Material for the task START

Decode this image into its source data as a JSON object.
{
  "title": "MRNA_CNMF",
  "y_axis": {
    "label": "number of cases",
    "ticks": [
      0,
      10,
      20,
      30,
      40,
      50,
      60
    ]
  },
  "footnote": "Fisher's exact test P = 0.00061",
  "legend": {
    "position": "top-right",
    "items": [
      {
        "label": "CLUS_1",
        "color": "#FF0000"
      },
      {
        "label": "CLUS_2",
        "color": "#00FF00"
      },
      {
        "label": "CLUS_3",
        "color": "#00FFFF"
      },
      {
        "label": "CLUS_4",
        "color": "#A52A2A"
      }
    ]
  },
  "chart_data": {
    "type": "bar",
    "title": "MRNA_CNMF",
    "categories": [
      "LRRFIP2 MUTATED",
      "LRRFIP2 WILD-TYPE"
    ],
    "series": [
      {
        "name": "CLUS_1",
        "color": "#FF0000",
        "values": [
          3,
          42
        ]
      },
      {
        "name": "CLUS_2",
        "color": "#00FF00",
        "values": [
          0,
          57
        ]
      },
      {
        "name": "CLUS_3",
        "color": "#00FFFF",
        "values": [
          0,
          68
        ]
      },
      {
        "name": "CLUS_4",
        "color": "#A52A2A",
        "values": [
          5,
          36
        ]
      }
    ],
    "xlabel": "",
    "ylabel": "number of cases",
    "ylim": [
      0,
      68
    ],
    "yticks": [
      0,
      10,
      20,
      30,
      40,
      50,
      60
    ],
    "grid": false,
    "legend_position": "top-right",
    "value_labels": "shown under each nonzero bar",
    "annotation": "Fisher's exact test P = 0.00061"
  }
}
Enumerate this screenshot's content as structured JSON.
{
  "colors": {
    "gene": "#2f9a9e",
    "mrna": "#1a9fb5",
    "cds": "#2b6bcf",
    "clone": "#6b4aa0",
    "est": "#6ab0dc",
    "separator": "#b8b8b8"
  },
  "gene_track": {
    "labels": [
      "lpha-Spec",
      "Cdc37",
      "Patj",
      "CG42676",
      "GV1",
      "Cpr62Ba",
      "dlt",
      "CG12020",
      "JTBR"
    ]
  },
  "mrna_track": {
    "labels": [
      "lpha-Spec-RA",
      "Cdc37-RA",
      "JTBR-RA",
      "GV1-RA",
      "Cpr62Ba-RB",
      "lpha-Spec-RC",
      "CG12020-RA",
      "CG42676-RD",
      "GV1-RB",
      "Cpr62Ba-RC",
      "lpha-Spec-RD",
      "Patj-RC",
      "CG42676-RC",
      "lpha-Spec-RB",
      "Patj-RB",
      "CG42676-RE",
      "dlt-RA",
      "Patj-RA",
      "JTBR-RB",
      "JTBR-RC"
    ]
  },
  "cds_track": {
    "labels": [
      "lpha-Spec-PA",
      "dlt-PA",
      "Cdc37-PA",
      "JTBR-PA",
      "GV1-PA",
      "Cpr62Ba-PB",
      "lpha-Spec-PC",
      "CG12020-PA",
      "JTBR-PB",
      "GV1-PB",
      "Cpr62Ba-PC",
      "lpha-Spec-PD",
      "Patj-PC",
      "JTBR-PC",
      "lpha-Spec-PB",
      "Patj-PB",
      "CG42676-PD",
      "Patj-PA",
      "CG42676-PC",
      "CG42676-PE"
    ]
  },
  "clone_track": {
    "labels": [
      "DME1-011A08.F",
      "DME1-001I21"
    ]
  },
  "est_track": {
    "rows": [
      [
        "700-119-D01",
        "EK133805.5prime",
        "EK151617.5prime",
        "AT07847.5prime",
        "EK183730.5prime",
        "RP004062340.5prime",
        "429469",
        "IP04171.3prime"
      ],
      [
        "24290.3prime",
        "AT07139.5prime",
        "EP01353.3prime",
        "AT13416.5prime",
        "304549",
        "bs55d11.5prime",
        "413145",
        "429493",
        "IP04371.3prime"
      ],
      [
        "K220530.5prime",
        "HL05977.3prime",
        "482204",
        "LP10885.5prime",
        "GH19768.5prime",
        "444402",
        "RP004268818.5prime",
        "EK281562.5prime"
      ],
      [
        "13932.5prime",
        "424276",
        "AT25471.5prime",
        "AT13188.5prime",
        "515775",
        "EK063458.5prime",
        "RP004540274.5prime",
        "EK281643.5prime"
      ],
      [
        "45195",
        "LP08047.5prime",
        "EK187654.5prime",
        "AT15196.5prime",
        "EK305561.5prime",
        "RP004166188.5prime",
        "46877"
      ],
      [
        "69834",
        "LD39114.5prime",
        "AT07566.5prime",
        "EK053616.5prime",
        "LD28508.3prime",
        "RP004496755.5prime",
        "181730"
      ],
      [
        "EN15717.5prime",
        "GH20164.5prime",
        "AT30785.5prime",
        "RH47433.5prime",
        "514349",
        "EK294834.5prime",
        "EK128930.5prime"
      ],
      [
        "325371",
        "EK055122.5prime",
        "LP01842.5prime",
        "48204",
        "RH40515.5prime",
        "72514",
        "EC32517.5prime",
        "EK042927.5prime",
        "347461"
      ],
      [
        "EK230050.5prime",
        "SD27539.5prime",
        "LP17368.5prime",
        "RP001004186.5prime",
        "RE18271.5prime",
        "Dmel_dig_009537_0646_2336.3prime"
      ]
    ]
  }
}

Material for the task END

### Task item
A single number is the whole answer here: how many lines of the material include "Patj" as a word or string?

### Answer box
7